Send back all the data below, exactly as given.
## Begin RECORDS SHOWN
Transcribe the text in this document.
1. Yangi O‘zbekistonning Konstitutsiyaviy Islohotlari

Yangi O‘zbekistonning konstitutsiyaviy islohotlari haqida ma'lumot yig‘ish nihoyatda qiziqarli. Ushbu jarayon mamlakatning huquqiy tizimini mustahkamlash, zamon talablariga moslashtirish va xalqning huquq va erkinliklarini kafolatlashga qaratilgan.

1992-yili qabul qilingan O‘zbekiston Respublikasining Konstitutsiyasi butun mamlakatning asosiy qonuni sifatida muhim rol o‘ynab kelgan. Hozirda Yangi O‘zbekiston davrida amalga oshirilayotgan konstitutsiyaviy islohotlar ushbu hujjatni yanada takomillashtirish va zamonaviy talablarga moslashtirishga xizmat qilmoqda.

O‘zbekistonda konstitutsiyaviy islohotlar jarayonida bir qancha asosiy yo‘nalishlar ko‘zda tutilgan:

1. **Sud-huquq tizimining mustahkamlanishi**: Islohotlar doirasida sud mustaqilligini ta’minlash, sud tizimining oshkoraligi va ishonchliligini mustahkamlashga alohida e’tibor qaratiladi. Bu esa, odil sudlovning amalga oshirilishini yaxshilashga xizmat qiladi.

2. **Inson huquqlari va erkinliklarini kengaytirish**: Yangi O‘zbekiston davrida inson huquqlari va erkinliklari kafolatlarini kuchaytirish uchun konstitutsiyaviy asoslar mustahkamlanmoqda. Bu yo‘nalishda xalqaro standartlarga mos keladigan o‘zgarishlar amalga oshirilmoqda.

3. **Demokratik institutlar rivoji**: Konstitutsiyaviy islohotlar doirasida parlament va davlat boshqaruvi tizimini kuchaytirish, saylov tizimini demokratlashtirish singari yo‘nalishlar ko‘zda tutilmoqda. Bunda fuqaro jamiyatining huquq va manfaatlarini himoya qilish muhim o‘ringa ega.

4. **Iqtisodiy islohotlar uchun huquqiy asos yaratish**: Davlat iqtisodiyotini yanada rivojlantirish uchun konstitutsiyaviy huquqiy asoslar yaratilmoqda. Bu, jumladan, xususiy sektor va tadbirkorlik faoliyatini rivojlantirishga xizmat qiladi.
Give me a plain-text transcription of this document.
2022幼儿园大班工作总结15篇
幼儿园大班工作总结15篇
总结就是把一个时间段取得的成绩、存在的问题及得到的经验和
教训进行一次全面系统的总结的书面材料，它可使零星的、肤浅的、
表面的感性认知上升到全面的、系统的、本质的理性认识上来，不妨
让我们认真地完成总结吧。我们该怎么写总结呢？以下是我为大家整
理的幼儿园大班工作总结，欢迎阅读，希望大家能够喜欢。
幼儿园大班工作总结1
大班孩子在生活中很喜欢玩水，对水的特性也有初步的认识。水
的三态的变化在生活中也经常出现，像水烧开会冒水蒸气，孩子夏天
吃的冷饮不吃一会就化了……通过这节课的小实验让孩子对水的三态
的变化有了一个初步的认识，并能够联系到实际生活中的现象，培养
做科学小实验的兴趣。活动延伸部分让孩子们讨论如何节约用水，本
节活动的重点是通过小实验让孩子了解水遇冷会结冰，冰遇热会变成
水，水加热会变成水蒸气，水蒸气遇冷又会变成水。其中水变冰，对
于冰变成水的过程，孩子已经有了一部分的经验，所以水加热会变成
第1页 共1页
## End RECORDS SHOWN
### [THE SOLUTION]
Transcribe the text in this document.
1. Yangi O‘zbekistonning Konstitutsiyaviy Islohotlari

Yangi O‘zbekistonning konstitutsiyaviy islohotlari haqida ma'lumot yig‘ish nihoyatda qiziqarli. Ushbu jarayon mamlakatning huquqiy tizimini mustahkamlash, zamon talablariga moslashtirish va xalqning huquq va erkinliklarini kafolatlashga qaratilgan.

1992-yili qabul qilingan O‘zbekiston Respublikasining Konstitutsiyasi butun mamlakatning asosiy qonuni sifatida muhim rol o‘ynab kelgan. Hozirda Yangi O‘zbekiston davrida amalga oshirilayotgan konstitutsiyaviy islohotlar ushbu hujjatni yanada takomillashtirish va zamonaviy talablarga moslashtirishga xizmat qilmoqda.

O‘zbekistonda konstitutsiyaviy islohotlar jarayonida bir qancha asosiy yo‘nalishlar ko‘zda tutilgan:

1. **Sud-huquq tizimining mustahkamlanishi**: Islohotlar doirasida sud mustaqilligini ta’minlash, sud tizimining oshkoraligi va ishonchliligini mustahkamlashga alohida e’tibor qaratiladi. Bu esa, odil sudlovning amalga oshirilishini yaxshilashga xizmat qiladi.

2. **Inson huquqlari va erkinliklarini kengaytirish**: Yangi O‘zbekiston davrida inson huquqlari va erkinliklari kafolatlarini kuchaytirish uchun konstitutsiyaviy asoslar mustahkamlanmoqda. Bu yo‘nalishda xalqaro standartlarga mos keladigan o‘zgarishlar amalga oshirilmoqda.

3. **Demokratik institutlar rivoji**: Konstitutsiyaviy islohotlar doirasida parlament va davlat boshqaruvi tizimini kuchaytirish, saylov tizimini demokratlashtirish singari yo‘nalishlar ko‘zda tutilmoqda. Bunda fuqaro jamiyatining huquq va manfaatlarini himoya qilish muhim o‘ringa ega.

4. **Iqtisodiy islohotlar uchun huquqiy asos yaratish**: Davlat iqtisodiyotini yanada rivojlantirish uchun konstitutsiyaviy huquqiy asoslar yaratilmoqda. Bu, jumladan, xususiy sektor va tadbirkorlik faoliyatini rivojlantirishga xizmat qiladi.
Give me a plain-text transcription of this document.
2022幼儿园大班工作总结15篇
幼儿园大班工作总结15篇
总结就是把一个时间段取得的成绩、存在的问题及得到的经验和
教训进行一次全面系统的总结的书面材料，它可使零星的、肤浅的、
表面的感性认知上升到全面的、系统的、本质的理性认识上来，不妨
让我们认真地完成总结吧。我们该怎么写总结呢？以下是我为大家整
理的幼儿园大班工作总结，欢迎阅读，希望大家能够喜欢。
幼儿园大班工作总结1
大班孩子在生活中很喜欢玩水，对水的特性也有初步的认识。水
的三态的变化在生活中也经常出现，像水烧开会冒水蒸气，孩子夏天
吃的冷饮不吃一会就化了……通过这节课的小实验让孩子对水的三态
的变化有了一个初步的认识，并能够联系到实际生活中的现象，培养
做科学小实验的兴趣。活动延伸部分让孩子们讨论如何节约用水，本
节活动的重点是通过小实验让孩子了解水遇冷会结冰，冰遇热会变成
水，水加热会变成水蒸气，水蒸气遇冷又会变成水。其中水变冰，对
于冰变成水的过程，孩子已经有了一部分的经验，所以水加热会变成
第1页 共1页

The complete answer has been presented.